-- Start Input for this task --

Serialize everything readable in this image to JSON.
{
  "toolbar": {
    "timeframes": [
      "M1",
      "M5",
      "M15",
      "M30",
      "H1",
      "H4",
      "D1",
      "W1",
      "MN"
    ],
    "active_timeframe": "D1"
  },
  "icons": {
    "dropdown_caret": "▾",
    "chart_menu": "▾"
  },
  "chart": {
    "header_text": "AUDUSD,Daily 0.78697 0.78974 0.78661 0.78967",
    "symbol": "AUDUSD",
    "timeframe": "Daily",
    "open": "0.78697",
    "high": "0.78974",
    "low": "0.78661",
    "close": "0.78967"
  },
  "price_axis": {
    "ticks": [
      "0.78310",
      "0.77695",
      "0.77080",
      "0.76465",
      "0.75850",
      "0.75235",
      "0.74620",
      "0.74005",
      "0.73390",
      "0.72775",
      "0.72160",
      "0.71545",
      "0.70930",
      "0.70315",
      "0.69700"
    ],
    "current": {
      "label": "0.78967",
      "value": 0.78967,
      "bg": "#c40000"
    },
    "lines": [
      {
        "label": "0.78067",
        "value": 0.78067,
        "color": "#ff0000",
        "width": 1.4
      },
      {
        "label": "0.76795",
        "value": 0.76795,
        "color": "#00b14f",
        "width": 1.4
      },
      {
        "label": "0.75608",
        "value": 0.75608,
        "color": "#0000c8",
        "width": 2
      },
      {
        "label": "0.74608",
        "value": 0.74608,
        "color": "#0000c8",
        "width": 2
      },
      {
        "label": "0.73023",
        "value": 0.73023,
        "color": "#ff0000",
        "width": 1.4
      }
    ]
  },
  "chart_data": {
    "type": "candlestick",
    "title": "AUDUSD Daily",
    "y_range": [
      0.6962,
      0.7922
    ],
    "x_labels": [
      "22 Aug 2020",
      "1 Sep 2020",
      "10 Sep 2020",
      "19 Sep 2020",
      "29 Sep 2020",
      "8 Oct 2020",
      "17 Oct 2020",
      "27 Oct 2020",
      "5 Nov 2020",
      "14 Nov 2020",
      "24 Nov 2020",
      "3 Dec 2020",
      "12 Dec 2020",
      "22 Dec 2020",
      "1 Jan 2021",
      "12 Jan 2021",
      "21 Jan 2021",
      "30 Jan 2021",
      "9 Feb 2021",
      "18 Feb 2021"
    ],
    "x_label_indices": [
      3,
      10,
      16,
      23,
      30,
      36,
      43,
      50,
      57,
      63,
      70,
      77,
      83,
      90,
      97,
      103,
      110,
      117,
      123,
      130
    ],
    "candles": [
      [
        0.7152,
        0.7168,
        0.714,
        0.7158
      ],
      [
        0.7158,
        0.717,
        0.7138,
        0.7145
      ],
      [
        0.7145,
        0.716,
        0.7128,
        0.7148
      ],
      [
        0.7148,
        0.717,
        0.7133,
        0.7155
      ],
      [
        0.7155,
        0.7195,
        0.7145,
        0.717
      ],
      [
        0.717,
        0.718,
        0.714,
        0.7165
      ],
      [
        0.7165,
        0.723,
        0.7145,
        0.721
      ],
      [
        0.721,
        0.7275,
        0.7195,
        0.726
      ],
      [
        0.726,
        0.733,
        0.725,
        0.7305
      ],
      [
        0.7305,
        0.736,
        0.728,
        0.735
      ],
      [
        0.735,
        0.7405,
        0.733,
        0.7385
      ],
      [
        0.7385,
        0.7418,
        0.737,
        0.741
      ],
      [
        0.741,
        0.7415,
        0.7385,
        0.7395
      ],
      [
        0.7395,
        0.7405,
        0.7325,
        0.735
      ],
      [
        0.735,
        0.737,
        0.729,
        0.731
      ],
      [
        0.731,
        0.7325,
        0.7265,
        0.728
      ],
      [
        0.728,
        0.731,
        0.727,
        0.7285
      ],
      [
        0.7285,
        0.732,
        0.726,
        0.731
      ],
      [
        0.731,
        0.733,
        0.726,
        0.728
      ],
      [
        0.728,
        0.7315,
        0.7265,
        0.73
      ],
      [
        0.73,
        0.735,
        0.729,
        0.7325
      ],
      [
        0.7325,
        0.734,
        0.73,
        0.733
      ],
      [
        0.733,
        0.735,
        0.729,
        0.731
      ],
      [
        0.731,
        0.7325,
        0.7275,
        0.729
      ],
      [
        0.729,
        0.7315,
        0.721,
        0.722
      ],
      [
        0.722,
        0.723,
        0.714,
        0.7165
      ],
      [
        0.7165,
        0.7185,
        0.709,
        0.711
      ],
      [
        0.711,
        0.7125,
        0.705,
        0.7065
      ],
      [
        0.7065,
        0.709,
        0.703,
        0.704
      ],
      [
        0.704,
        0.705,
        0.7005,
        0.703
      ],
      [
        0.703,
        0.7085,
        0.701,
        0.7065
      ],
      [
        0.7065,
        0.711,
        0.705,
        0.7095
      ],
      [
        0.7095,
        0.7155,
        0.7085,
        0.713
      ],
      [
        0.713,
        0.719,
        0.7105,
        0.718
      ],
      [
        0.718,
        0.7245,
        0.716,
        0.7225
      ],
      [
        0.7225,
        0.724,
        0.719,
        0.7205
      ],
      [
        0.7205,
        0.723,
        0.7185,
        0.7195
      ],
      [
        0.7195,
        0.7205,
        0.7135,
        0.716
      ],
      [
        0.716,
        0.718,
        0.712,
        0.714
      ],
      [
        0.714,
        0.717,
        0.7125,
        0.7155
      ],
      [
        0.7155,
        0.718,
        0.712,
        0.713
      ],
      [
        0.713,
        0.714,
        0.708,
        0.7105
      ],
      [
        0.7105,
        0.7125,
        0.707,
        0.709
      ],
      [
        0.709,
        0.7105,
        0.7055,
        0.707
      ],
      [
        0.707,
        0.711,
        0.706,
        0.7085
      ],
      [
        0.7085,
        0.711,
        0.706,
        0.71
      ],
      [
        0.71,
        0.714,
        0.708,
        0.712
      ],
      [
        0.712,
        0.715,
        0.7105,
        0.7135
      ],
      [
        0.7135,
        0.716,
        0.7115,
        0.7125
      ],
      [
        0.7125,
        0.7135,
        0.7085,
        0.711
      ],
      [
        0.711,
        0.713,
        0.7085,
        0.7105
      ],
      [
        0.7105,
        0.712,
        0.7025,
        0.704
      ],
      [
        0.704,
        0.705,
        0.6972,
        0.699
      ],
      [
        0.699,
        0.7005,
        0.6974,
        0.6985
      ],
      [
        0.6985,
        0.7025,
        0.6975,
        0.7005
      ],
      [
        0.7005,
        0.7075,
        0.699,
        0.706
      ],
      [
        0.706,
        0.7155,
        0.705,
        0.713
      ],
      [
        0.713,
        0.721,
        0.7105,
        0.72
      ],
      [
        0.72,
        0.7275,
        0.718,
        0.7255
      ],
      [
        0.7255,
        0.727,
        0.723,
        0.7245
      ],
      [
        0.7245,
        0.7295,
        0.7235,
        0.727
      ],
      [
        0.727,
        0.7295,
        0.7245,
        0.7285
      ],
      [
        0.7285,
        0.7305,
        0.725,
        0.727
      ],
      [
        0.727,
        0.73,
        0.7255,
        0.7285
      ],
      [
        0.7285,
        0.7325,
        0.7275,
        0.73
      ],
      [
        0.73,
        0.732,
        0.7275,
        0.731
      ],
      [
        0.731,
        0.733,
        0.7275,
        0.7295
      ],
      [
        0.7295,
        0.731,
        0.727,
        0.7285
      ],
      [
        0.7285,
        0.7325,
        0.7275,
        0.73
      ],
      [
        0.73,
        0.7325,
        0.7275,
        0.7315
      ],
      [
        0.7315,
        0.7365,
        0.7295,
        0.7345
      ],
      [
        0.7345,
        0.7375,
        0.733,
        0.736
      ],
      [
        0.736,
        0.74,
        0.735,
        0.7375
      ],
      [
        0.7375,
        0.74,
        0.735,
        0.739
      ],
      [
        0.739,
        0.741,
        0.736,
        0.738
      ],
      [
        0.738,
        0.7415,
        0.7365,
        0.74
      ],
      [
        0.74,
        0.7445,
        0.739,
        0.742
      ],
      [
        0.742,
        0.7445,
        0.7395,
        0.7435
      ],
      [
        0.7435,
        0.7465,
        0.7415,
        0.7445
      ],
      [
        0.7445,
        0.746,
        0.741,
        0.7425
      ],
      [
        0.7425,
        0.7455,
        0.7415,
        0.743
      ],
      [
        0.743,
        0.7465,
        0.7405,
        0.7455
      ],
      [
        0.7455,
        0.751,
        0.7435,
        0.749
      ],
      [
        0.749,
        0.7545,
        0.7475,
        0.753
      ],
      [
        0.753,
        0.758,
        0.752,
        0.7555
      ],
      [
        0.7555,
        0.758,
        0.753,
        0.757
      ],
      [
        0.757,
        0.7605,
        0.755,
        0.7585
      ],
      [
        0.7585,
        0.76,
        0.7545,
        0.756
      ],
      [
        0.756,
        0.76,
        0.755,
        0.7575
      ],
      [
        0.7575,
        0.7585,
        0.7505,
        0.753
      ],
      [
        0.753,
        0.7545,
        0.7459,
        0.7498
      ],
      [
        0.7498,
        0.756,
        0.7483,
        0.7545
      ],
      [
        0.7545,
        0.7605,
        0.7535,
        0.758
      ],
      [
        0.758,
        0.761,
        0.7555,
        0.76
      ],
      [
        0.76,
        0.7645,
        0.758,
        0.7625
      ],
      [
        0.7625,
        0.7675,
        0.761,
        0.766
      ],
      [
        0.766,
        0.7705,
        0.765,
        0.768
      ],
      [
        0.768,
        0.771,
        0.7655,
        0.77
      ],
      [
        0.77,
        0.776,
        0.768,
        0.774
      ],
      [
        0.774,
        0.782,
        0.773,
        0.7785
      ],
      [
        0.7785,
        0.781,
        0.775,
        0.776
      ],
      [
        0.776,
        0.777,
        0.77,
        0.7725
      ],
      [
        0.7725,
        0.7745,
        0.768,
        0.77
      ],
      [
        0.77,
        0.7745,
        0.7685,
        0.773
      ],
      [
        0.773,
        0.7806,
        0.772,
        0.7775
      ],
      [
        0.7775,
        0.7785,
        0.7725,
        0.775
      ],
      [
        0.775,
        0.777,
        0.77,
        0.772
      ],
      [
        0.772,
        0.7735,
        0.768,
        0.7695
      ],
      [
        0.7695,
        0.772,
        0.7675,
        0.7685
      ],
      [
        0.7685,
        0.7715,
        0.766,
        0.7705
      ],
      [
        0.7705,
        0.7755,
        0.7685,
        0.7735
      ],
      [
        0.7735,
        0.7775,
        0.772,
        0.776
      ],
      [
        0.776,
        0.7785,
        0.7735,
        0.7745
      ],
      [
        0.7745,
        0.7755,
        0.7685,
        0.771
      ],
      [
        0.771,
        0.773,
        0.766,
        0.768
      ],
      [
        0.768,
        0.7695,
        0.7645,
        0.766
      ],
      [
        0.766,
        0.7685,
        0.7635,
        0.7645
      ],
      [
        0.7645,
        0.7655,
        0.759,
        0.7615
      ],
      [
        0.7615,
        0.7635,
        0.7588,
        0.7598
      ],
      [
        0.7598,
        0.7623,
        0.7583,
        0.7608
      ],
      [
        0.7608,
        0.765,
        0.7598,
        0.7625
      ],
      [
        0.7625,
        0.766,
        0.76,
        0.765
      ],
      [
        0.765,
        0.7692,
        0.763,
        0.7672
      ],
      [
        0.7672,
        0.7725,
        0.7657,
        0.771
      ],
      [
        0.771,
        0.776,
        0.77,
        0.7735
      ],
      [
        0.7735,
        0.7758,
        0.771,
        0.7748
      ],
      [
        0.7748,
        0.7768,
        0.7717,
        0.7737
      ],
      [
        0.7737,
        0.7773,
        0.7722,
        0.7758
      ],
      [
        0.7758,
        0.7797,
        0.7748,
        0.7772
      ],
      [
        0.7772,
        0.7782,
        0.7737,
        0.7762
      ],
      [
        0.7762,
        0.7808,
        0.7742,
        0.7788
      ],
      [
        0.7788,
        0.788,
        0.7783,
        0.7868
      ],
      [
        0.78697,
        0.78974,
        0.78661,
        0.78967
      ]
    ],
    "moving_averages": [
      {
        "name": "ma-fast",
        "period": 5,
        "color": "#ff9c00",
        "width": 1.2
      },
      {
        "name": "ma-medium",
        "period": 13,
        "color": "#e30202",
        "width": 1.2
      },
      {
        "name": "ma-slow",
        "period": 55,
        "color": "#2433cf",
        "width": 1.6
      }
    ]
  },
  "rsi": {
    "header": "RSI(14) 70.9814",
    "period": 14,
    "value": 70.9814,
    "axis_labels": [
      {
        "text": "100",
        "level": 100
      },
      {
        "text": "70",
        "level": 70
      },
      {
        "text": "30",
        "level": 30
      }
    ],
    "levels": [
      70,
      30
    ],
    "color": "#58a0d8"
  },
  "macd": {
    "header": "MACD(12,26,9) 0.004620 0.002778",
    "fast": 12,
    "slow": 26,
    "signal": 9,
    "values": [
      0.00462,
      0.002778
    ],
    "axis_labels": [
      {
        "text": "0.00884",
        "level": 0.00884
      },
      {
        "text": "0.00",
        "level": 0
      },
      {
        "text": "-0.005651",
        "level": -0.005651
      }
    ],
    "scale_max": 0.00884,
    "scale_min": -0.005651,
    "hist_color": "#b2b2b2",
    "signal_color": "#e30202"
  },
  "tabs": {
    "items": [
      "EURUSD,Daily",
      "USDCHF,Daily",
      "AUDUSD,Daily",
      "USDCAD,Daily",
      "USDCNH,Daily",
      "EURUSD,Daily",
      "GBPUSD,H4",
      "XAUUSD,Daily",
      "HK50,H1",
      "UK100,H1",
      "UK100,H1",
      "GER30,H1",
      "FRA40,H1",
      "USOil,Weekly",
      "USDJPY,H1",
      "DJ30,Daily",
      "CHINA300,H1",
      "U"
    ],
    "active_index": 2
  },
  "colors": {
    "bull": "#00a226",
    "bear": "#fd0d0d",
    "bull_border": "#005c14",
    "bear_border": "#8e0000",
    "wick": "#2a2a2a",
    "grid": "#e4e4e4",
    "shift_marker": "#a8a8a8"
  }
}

-- End Input for this task --

### Exercise task
Using the entries above, return each line in which the word "Daily" occurs.

### Exercise solution
    "header_text": "AUDUSD,Daily 0.78697 0.78974 0.78661 0.78967",
    "timeframe": "Daily",
    "title": "AUDUSD Daily",
      "EURUSD,Daily",
      "USDCHF,Daily",
      "AUDUSD,Daily",
      "USDCAD,Daily",
      "USDCNH,Daily",
      "EURUSD,Daily",
      "XAUUSD,Daily",
      "DJ30,Daily",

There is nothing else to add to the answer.